— Goal of the exercise —
Extract all of the entries and set them down verbatim.

[Dataset records]

-- begin --

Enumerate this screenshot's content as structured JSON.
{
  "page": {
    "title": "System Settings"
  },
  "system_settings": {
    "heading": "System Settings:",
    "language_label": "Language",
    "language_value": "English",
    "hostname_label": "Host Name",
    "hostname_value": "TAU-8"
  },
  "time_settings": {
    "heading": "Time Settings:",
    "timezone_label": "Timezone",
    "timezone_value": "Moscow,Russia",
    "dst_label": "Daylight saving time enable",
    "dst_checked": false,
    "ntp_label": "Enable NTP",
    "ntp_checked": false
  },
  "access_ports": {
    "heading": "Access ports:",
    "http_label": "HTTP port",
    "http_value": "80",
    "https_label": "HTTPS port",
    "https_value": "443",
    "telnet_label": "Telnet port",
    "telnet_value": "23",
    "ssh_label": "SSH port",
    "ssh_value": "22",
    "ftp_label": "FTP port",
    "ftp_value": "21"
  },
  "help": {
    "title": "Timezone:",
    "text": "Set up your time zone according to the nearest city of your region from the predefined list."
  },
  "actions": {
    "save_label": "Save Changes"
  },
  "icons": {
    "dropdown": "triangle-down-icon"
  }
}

-- end --

— Worked answer —
Enumerate this screenshot's content as structured JSON.
{
  "page": {
    "title": "System Settings"
  },
  "system_settings": {
    "heading": "System Settings:",
    "language_label": "Language",
    "language_value": "English",
    "hostname_label": "Host Name",
    "hostname_value": "TAU-8"
  },
  "time_settings": {
    "heading": "Time Settings:",
    "timezone_label": "Timezone",
    "timezone_value": "Moscow,Russia",
    "dst_label": "Daylight saving time enable",
    "dst_checked": false,
    "ntp_label": "Enable NTP",
    "ntp_checked": false
  },
  "access_ports": {
    "heading": "Access ports:",
    "http_label": "HTTP port",
    "http_value": "80",
    "https_label": "HTTPS port",
    "https_value": "443",
    "telnet_label": "Telnet port",
    "telnet_value": "23",
    "ssh_label": "SSH port",
    "ssh_value": "22",
    "ftp_label": "FTP port",
    "ftp_value": "21"
  },
  "help": {
    "title": "Timezone:",
    "text": "Set up your time zone according to the nearest city of your region from the predefined list."
  },
  "actions": {
    "save_label": "Save Changes"
  },
  "icons": {
    "dropdown": "triangle-down-icon"
  }
}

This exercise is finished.